Given information =
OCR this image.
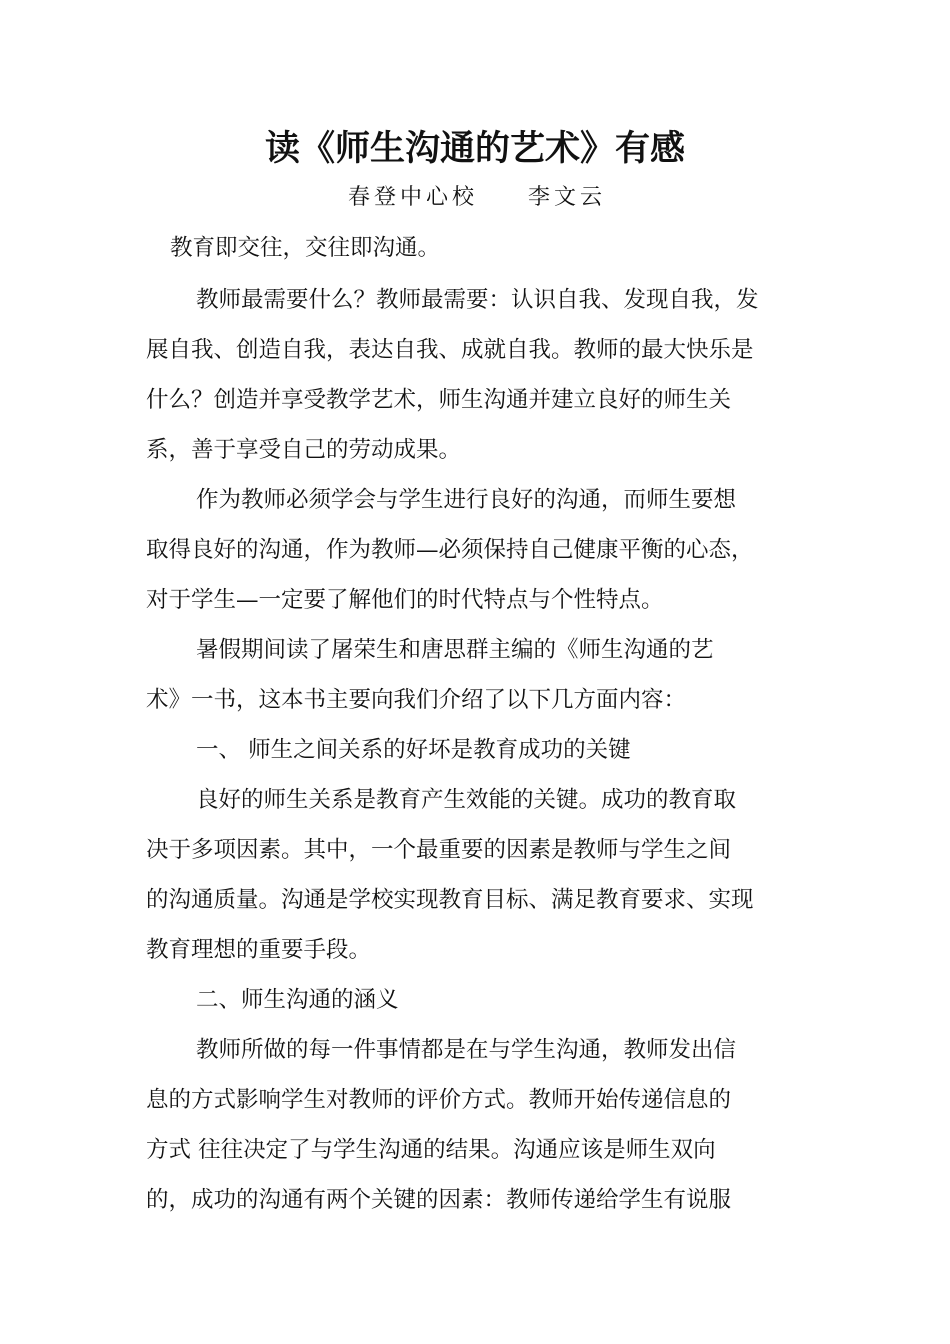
读《师生沟通的艺术》有感
春登中心校 李文云
教育即交往，交往即沟通。
教师最需要什么？教师最需要：认识自我、发现自我，发
展自我、创造自我，表达自我、成就自我。教师的最大快乐是
什么？创造并享受教学艺术，师生沟通并建立良好的师生关
系，善于享受自己的劳动成果。
作为教师必须学会与学生进行良好的沟通，而师生要想
取得良好的沟通，作为教师—必须保持自己健康平衡的心态，
对于学生—一定要了解他们的时代特点与个性特点。
暑假期间读了屠荣生和唐思群主编的《师生沟通的艺
术》一书，这本书主要向我们介绍了以下几方面内容：
一、 师生之间关系的好坏是教育成功的关键
良好的师生关系是教育产生效能的关键。成功的教育取
决于多项因素。其中，一个最重要的因素是教师与学生之间
的沟通质量。沟通是学校实现教育目标、满足教育要求、实现
教育理想的重要手段。
二、师生沟通的涵义
教师所做的每一件事情都是在与学生沟通，教师发出信
息的方式影响学生对教师的评价方式。教师开始传递信息的
方式 往往决定了与学生沟通的结果。沟通应该是师生双向
的，成功的沟通有两个关键的因素：教师传递给学生有说服
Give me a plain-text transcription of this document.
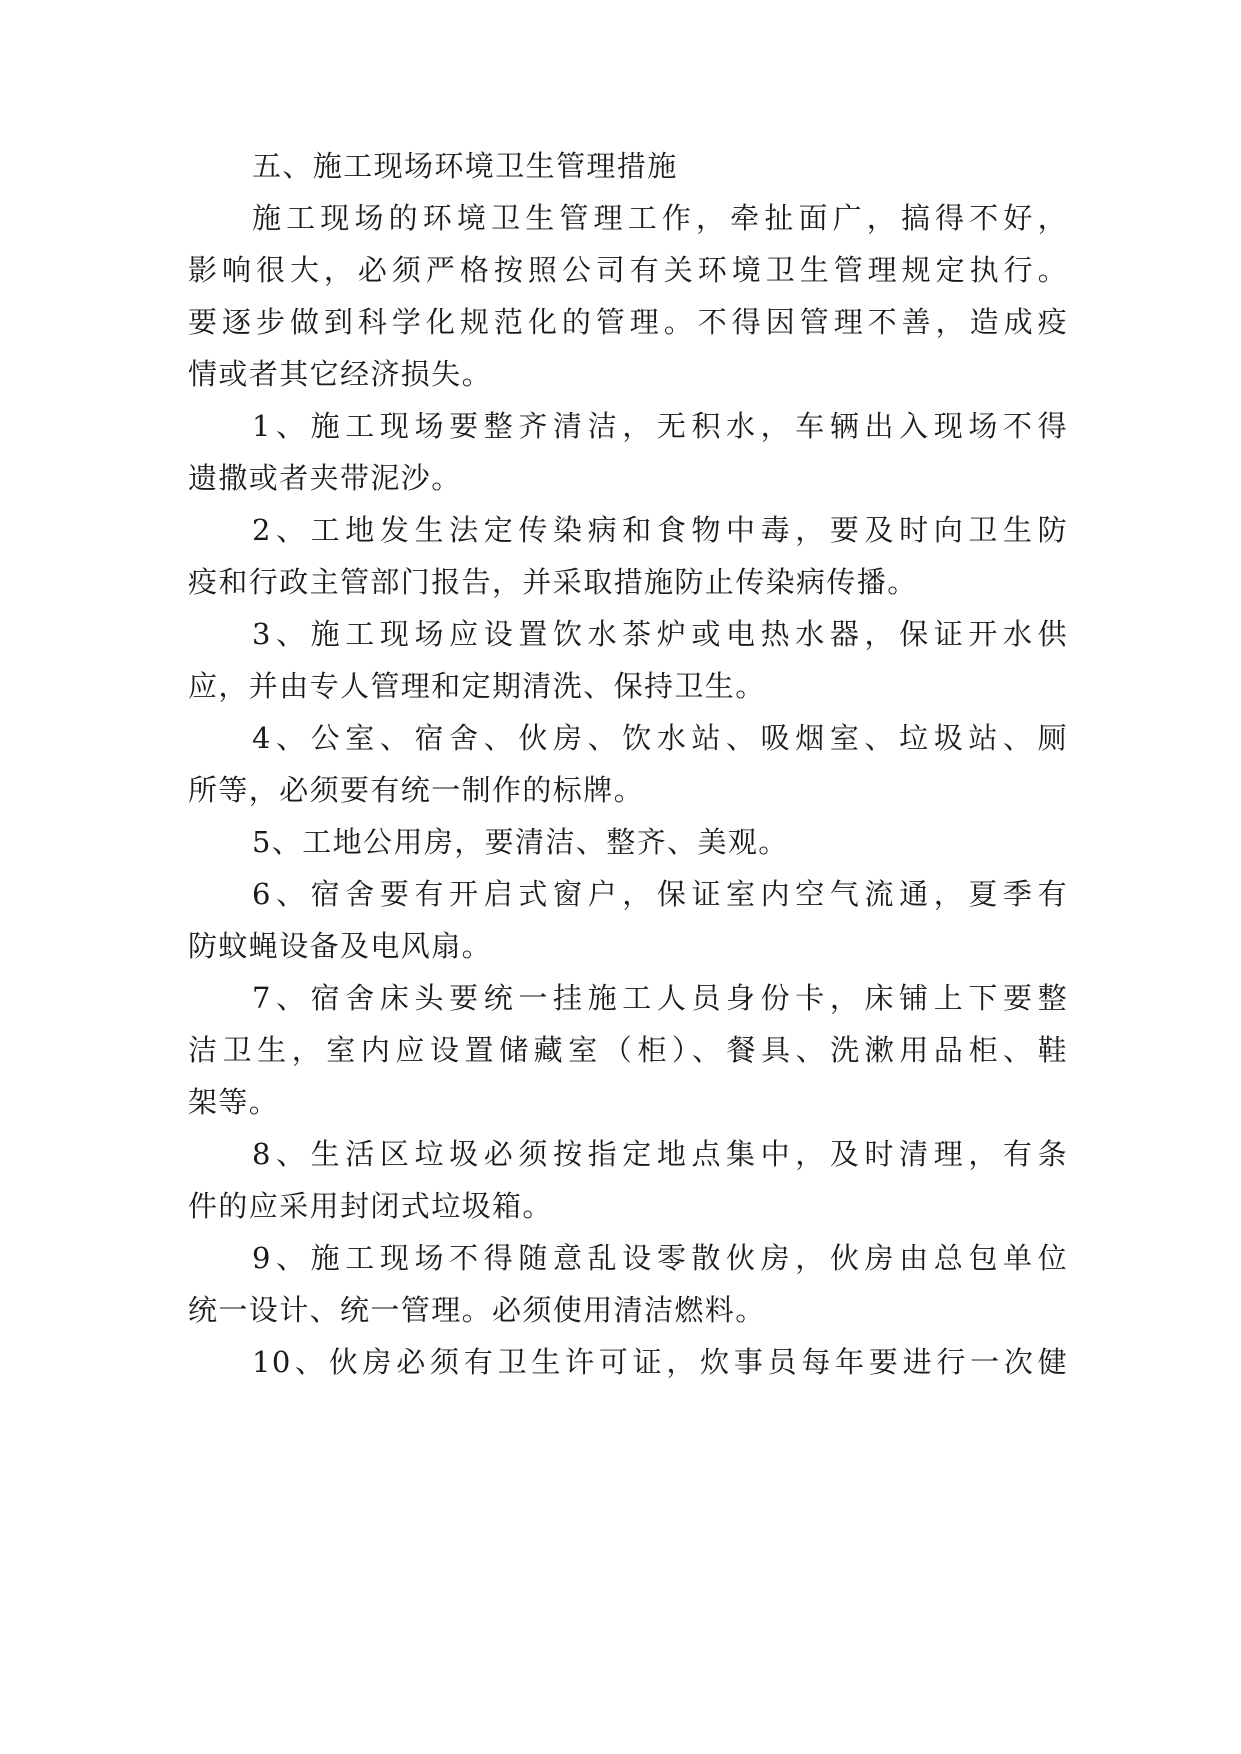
五、施工现场环境卫生管理措施
施工现场的环境卫生管理工作，牵扯面广，搞得不好，
影响很大，必须严格按照公司有关环境卫生管理规定执行。
要逐步做到科学化规范化的管理。不得因管理不善，造成疫
情或者其它经济损失。
1、施工现场要整齐清洁，无积水，车辆出入现场不得
遗撒或者夹带泥沙。
2、工地发生法定传染病和食物中毒，要及时向卫生防
疫和行政主管部门报告，并采取措施防止传染病传播。
3、施工现场应设置饮水茶炉或电热水器，保证开水供
应，并由专人管理和定期清洗、保持卫生。
4、公室、宿舍、伙房、饮水站、吸烟室、垃圾站、厕
所等，必须要有统一制作的标牌。
5、工地公用房，要清洁、整齐、美观。
6、宿舍要有开启式窗户，保证室内空气流通，夏季有
防蚊蝇设备及电风扇。
7、宿舍床头要统一挂施工人员身份卡，床铺上下要整
洁卫生，室内应设置储藏室（柜）、餐具、洗漱用品柜、鞋
架等。
8、生活区垃圾必须按指定地点集中，及时清理，有条
件的应采用封闭式垃圾箱。
9、施工现场不得随意乱设零散伙房，伙房由总包单位
统一设计、统一管理。必须使用清洁燃料。
10、伙房必须有卫生许可证，炊事员每年要进行一次健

To be done = Output every entry verbatim. Pictures do not belong in the copy.

Correct result =
OCR this image.
读《师生沟通的艺术》有感
春登中心校 李文云
教育即交往，交往即沟通。
教师最需要什么？教师最需要：认识自我、发现自我，发
展自我、创造自我，表达自我、成就自我。教师的最大快乐是
什么？创造并享受教学艺术，师生沟通并建立良好的师生关
系，善于享受自己的劳动成果。
作为教师必须学会与学生进行良好的沟通，而师生要想
取得良好的沟通，作为教师—必须保持自己健康平衡的心态，
对于学生—一定要了解他们的时代特点与个性特点。
暑假期间读了屠荣生和唐思群主编的《师生沟通的艺
术》一书，这本书主要向我们介绍了以下几方面内容：
一、 师生之间关系的好坏是教育成功的关键
良好的师生关系是教育产生效能的关键。成功的教育取
决于多项因素。其中，一个最重要的因素是教师与学生之间
的沟通质量。沟通是学校实现教育目标、满足教育要求、实现
教育理想的重要手段。
二、师生沟通的涵义
教师所做的每一件事情都是在与学生沟通，教师发出信
息的方式影响学生对教师的评价方式。教师开始传递信息的
方式 往往决定了与学生沟通的结果。沟通应该是师生双向
的，成功的沟通有两个关键的因素：教师传递给学生有说服
Give me a plain-text transcription of this document.
五、施工现场环境卫生管理措施
施工现场的环境卫生管理工作，牵扯面广，搞得不好，
影响很大，必须严格按照公司有关环境卫生管理规定执行。
要逐步做到科学化规范化的管理。不得因管理不善，造成疫
情或者其它经济损失。
1、施工现场要整齐清洁，无积水，车辆出入现场不得
遗撒或者夹带泥沙。
2、工地发生法定传染病和食物中毒，要及时向卫生防
疫和行政主管部门报告，并采取措施防止传染病传播。
3、施工现场应设置饮水茶炉或电热水器，保证开水供
应，并由专人管理和定期清洗、保持卫生。
4、公室、宿舍、伙房、饮水站、吸烟室、垃圾站、厕
所等，必须要有统一制作的标牌。
5、工地公用房，要清洁、整齐、美观。
6、宿舍要有开启式窗户，保证室内空气流通，夏季有
防蚊蝇设备及电风扇。
7、宿舍床头要统一挂施工人员身份卡，床铺上下要整
洁卫生，室内应设置储藏室（柜）、餐具、洗漱用品柜、鞋
架等。
8、生活区垃圾必须按指定地点集中，及时清理，有条
件的应采用封闭式垃圾箱。
9、施工现场不得随意乱设零散伙房，伙房由总包单位
统一设计、统一管理。必须使用清洁燃料。
10、伙房必须有卫生许可证，炊事员每年要进行一次健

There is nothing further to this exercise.